Instruction
Search the listing for the string "door" and copy every line that contains it.

──────── Recorded information

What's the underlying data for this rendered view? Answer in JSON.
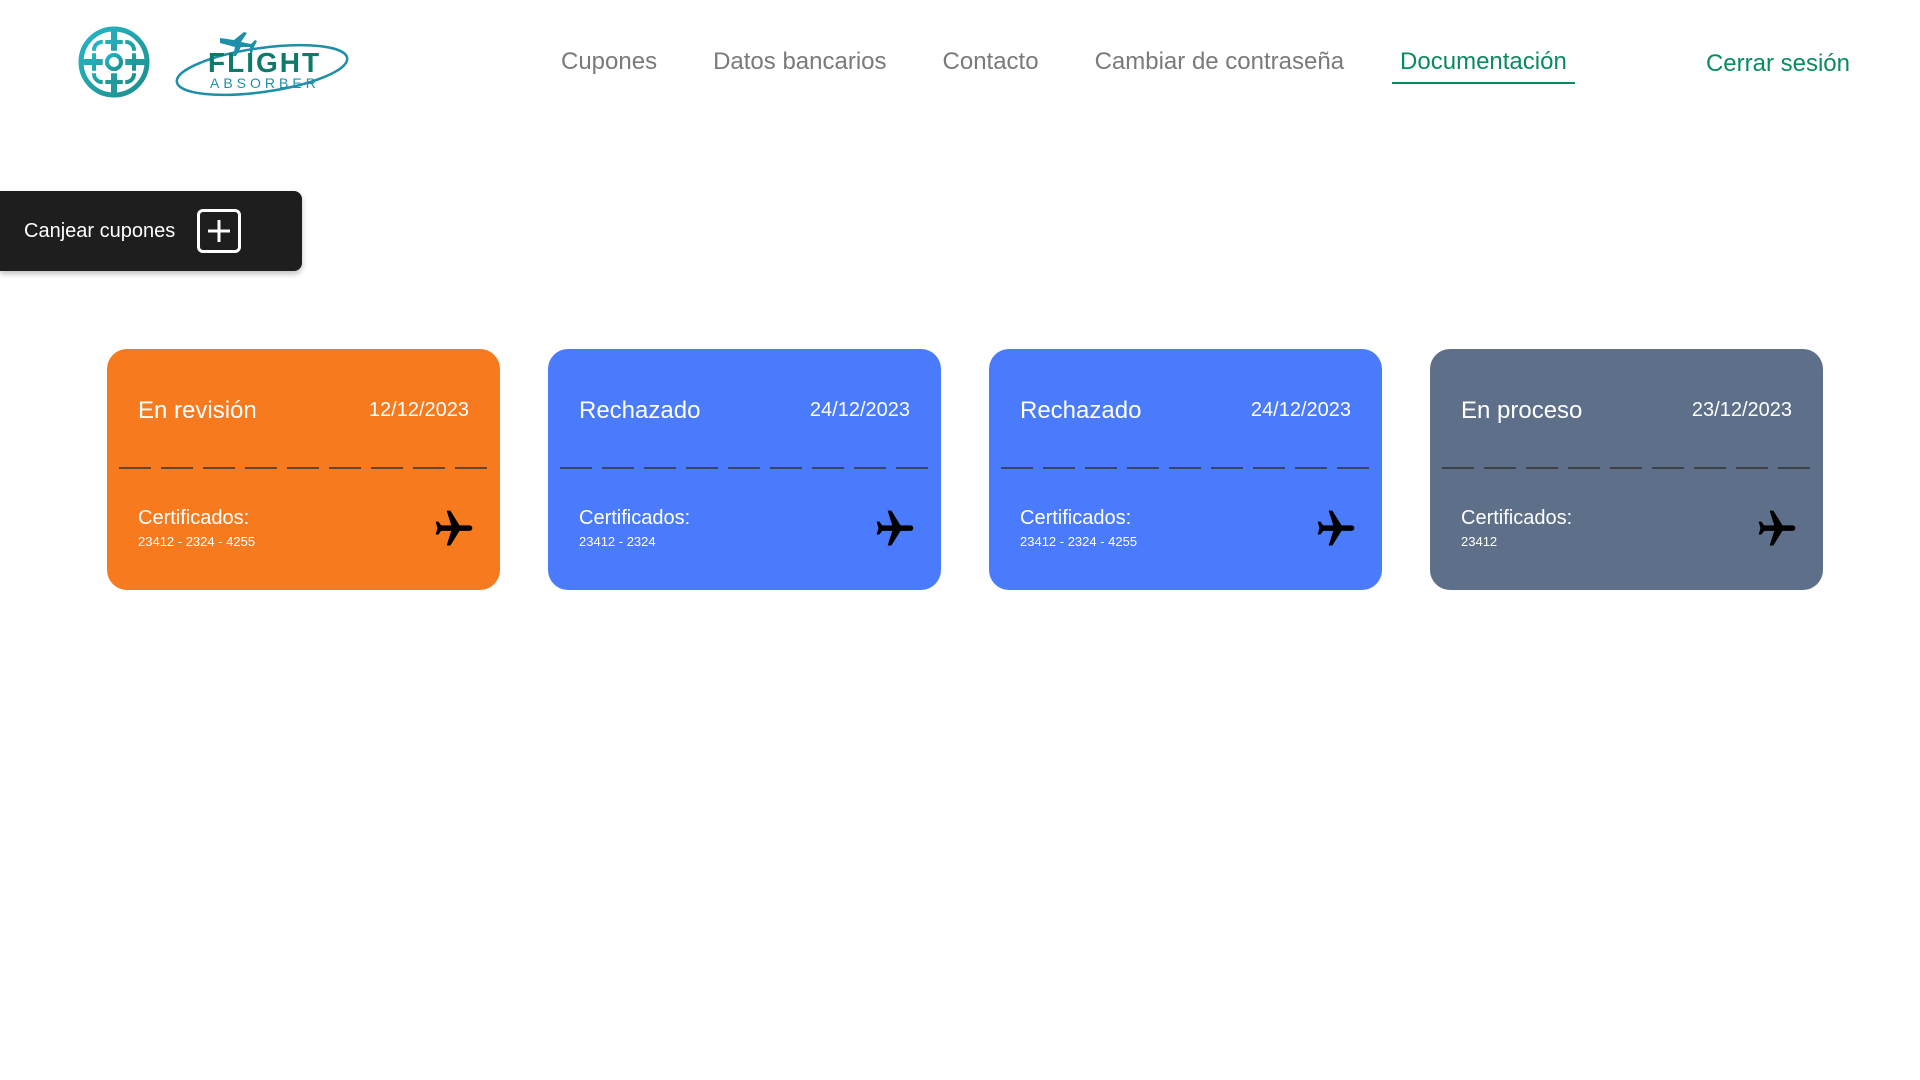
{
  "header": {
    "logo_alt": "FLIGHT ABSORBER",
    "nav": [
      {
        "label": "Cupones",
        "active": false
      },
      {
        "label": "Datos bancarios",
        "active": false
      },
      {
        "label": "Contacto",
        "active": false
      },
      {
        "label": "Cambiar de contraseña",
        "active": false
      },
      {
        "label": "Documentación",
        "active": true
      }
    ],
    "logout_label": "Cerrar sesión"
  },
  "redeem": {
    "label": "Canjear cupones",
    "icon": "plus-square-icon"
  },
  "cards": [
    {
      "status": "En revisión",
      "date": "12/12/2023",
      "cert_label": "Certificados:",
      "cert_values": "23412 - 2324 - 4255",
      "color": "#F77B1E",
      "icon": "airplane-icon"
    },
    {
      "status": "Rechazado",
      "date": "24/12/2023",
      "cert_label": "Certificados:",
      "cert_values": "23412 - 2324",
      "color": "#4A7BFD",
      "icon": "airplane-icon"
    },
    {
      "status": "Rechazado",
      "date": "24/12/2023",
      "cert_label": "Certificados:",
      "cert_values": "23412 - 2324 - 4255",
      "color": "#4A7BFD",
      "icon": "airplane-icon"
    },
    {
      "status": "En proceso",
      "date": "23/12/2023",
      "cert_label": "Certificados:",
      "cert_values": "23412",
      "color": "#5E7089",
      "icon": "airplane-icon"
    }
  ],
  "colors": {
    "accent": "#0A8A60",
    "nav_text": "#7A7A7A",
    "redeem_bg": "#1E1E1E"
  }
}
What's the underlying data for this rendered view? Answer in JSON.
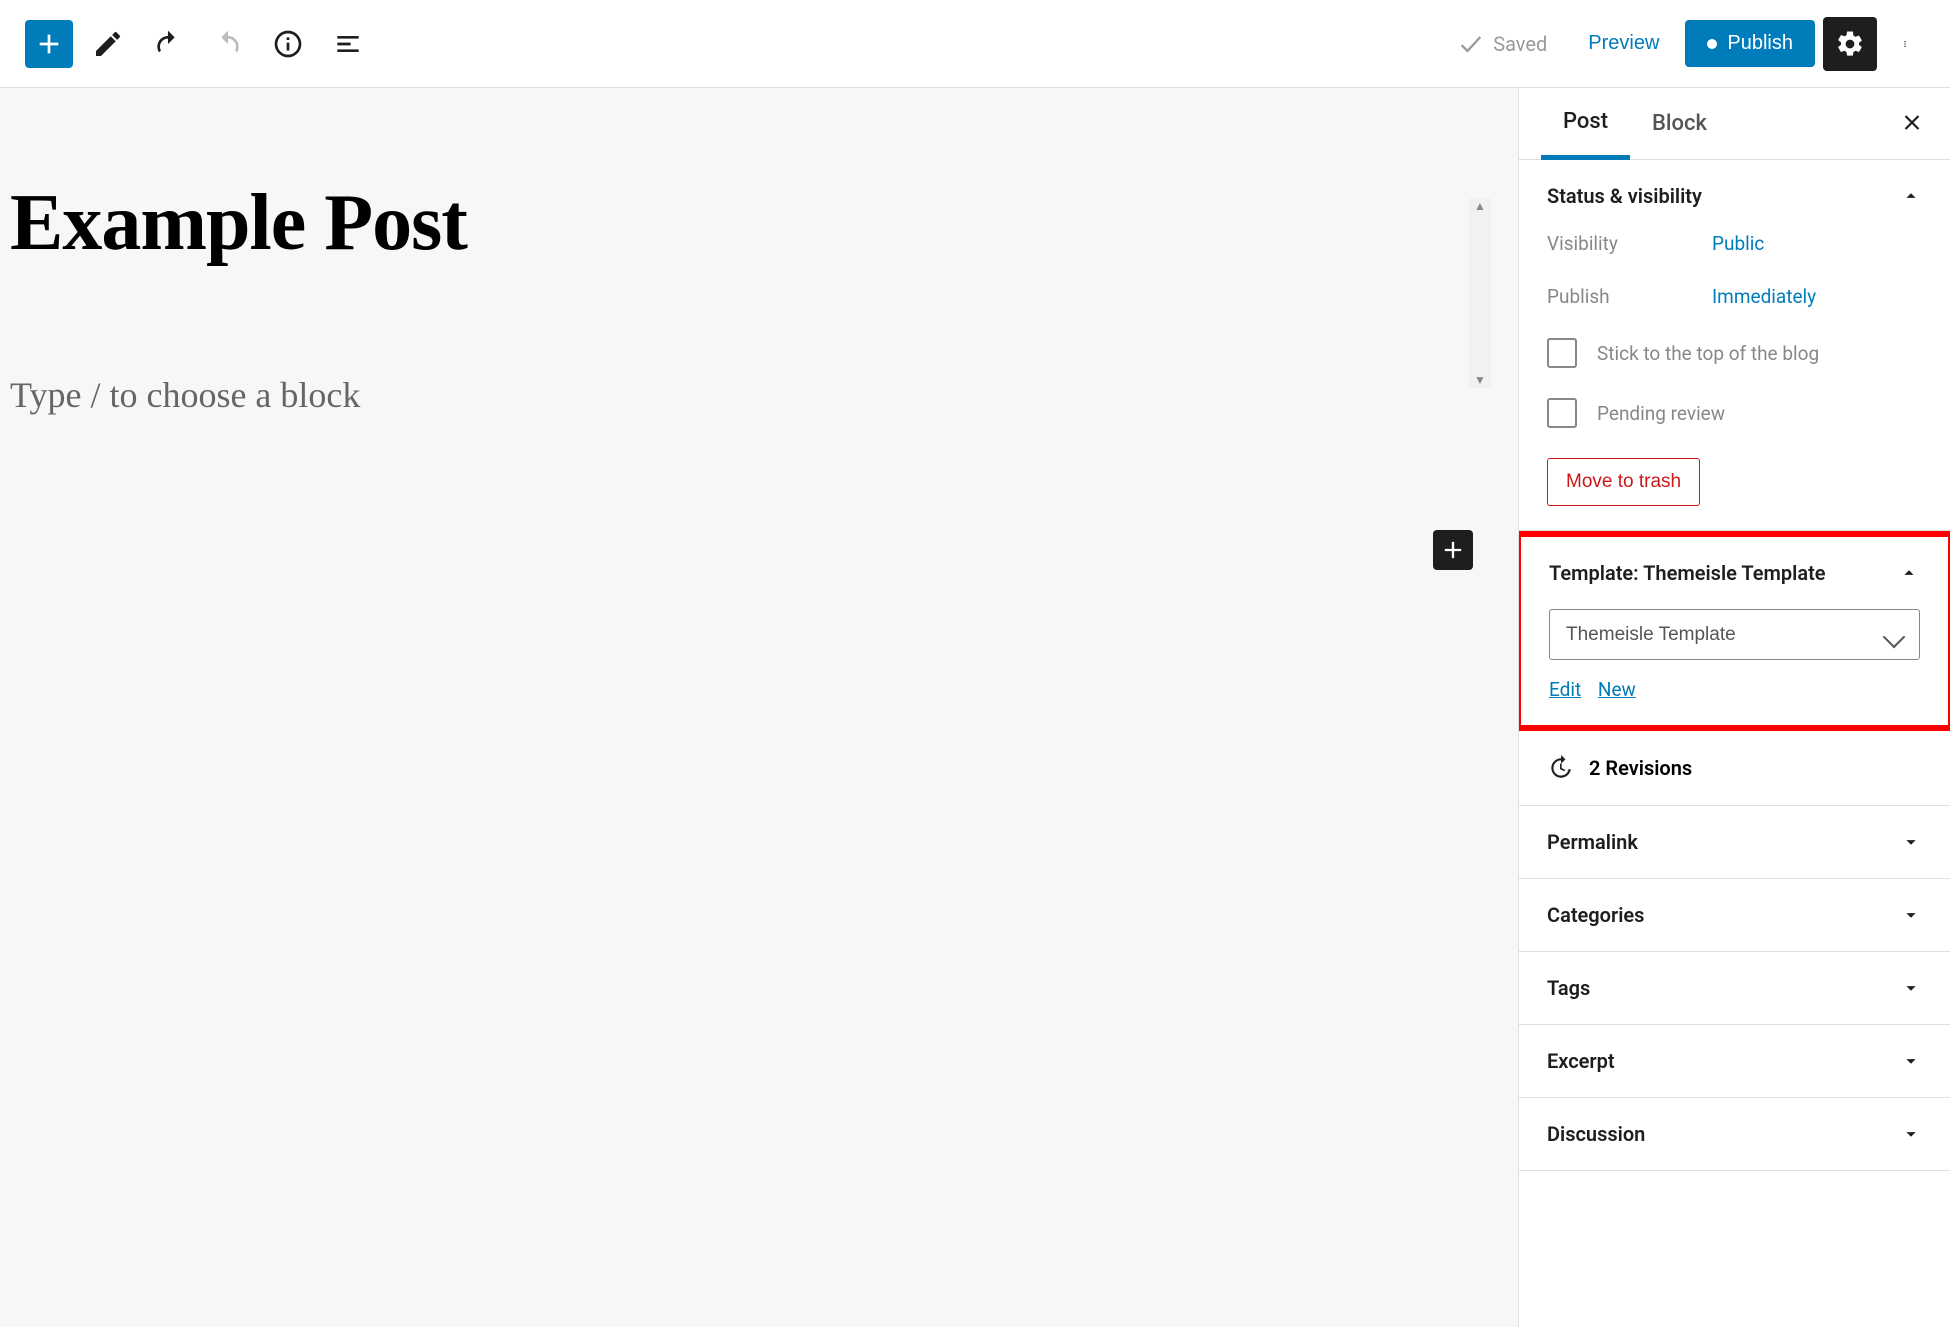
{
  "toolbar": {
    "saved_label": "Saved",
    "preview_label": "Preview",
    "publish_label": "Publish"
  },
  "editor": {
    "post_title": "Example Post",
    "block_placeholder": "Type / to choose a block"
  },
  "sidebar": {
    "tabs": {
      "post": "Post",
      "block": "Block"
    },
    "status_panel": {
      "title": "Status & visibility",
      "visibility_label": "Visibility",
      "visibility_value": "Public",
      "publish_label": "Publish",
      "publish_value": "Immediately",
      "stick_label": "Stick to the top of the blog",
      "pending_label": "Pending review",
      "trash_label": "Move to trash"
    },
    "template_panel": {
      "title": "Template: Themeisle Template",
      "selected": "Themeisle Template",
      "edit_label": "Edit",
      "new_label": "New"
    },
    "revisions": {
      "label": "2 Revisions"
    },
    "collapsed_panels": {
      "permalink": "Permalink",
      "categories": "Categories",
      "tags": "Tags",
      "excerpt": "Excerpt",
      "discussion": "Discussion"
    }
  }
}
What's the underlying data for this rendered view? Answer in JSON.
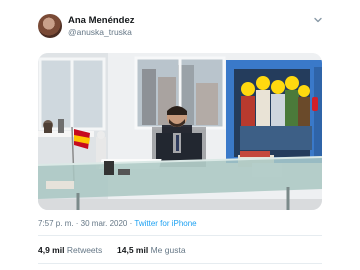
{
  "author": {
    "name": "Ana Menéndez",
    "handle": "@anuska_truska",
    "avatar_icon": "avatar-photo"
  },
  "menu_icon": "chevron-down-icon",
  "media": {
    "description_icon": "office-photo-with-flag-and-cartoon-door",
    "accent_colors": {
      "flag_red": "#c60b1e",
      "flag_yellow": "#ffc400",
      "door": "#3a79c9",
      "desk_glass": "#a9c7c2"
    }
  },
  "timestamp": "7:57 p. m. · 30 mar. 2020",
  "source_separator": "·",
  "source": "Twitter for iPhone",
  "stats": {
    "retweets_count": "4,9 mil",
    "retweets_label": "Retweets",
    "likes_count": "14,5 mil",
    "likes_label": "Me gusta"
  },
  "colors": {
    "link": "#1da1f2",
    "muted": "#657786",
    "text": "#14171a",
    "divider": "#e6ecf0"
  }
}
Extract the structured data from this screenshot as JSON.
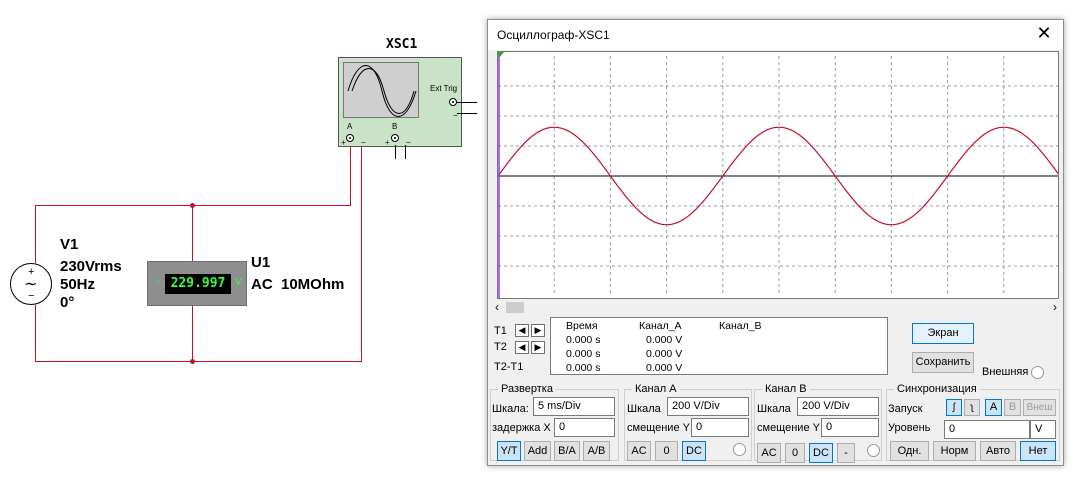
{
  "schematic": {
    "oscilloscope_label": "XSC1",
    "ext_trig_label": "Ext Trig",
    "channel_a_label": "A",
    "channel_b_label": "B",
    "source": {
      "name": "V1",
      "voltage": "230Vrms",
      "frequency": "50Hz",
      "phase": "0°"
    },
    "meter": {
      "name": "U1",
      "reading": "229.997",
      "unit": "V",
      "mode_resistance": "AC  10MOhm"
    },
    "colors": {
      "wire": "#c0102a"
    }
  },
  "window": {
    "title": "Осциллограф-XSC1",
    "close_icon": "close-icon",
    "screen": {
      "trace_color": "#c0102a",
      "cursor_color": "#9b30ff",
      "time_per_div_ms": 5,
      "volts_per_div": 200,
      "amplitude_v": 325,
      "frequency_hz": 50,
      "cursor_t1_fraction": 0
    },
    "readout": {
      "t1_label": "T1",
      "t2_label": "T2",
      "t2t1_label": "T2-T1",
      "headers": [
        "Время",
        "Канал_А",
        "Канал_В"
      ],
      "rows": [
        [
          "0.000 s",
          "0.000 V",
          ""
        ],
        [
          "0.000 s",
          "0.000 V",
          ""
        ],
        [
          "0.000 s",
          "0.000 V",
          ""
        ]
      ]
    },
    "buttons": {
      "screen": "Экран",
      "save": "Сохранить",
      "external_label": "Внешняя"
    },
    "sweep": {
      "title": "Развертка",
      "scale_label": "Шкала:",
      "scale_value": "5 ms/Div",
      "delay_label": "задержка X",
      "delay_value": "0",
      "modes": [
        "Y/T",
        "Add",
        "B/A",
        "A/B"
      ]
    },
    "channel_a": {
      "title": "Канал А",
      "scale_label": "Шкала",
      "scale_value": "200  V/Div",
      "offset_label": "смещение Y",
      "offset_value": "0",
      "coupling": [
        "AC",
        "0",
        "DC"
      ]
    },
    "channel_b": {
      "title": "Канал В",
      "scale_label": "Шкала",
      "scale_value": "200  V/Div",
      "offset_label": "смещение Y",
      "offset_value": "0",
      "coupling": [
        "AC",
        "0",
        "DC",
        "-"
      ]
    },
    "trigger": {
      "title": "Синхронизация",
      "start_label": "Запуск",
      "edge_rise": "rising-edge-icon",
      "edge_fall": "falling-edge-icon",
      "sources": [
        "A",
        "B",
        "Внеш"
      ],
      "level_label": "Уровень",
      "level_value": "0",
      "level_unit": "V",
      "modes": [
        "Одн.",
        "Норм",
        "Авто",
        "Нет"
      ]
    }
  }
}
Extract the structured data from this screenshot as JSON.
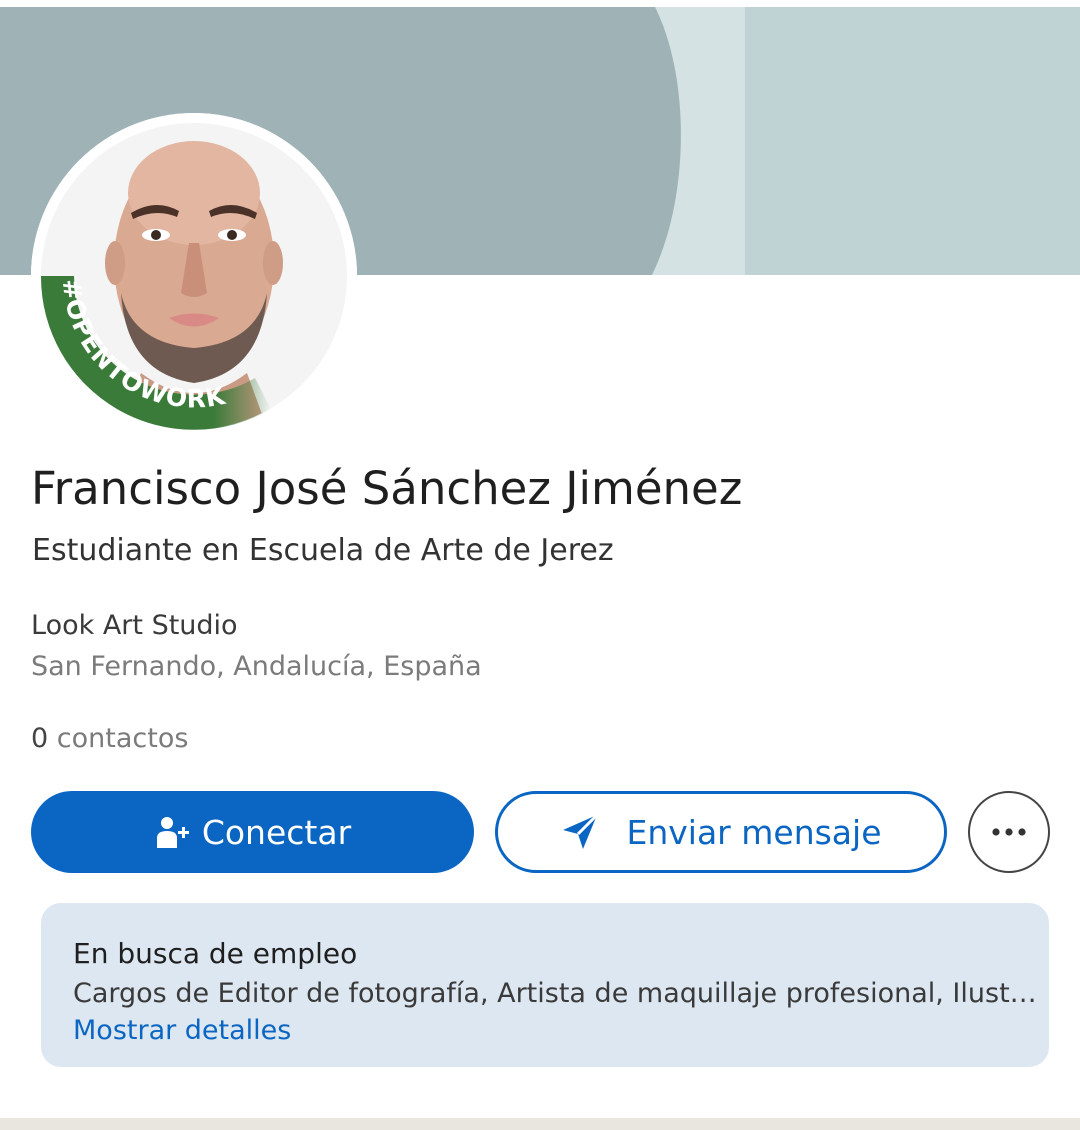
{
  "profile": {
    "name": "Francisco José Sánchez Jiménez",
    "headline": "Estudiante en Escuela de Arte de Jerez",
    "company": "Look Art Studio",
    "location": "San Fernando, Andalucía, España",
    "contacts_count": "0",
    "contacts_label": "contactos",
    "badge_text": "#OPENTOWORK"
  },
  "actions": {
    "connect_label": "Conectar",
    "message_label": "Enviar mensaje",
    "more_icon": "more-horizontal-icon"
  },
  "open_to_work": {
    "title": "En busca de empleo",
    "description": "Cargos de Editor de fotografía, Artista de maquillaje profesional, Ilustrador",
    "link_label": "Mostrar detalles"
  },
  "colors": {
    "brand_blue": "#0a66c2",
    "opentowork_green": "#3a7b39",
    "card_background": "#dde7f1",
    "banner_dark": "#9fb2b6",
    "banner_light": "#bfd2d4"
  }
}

────────────────

Exercise answer
    "description_icon": "office-photo-with-flag-and-cartoon-door",
      "door": "#3a79c9",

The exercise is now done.